(HOW TO COMPLETE THIS TASK) Please look for the string "Department" below and report every line in which it occurs.

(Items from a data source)
⟨

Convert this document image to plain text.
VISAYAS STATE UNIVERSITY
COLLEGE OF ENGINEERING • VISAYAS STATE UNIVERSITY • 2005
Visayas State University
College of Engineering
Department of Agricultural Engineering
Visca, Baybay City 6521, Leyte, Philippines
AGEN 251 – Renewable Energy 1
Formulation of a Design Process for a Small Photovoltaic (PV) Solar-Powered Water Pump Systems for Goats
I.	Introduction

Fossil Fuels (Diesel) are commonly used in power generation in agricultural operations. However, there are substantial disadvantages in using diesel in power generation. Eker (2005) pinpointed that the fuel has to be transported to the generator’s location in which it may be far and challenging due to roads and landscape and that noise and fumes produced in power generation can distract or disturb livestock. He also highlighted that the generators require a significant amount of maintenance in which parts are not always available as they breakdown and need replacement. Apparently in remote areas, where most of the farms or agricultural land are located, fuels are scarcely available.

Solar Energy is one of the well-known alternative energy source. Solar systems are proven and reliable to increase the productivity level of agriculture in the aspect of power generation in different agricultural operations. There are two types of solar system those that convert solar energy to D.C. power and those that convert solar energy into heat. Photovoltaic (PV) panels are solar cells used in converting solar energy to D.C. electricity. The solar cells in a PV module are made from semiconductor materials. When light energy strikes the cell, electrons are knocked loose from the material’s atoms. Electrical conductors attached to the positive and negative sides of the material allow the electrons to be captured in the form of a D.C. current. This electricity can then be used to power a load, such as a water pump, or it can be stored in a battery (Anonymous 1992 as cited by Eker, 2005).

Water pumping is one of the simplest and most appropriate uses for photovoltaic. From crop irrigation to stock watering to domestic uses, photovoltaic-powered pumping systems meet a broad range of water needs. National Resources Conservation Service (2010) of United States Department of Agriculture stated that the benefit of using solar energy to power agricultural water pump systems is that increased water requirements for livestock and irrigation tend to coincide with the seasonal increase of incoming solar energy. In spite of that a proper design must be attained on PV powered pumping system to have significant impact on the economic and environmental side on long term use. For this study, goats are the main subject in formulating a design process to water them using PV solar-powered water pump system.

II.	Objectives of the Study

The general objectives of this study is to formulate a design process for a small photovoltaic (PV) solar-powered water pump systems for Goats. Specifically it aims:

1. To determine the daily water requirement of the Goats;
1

⟩

(SOLVED PROBLEM)
Department of Agricultural Engineering
Water pumping is one of the simplest and most appropriate uses for photovoltaic. From crop irrigation to stock watering to domestic uses, photovoltaic-powered pumping systems meet a broad range of water needs. National Resources Conservation Service (2010) of United States Department of Agriculture stated that the benefit of using solar energy to power agricultural water pump systems is that increased water requirements for livestock and irrigation tend to coincide with the seasonal increase of incoming solar energy. In spite of that a proper design must be attained on PV powered pumping system to have significant impact on the economic and environmental side on long term use. For this study, goats are the main subject in formulating a design process to water them using PV solar-powered water pump system.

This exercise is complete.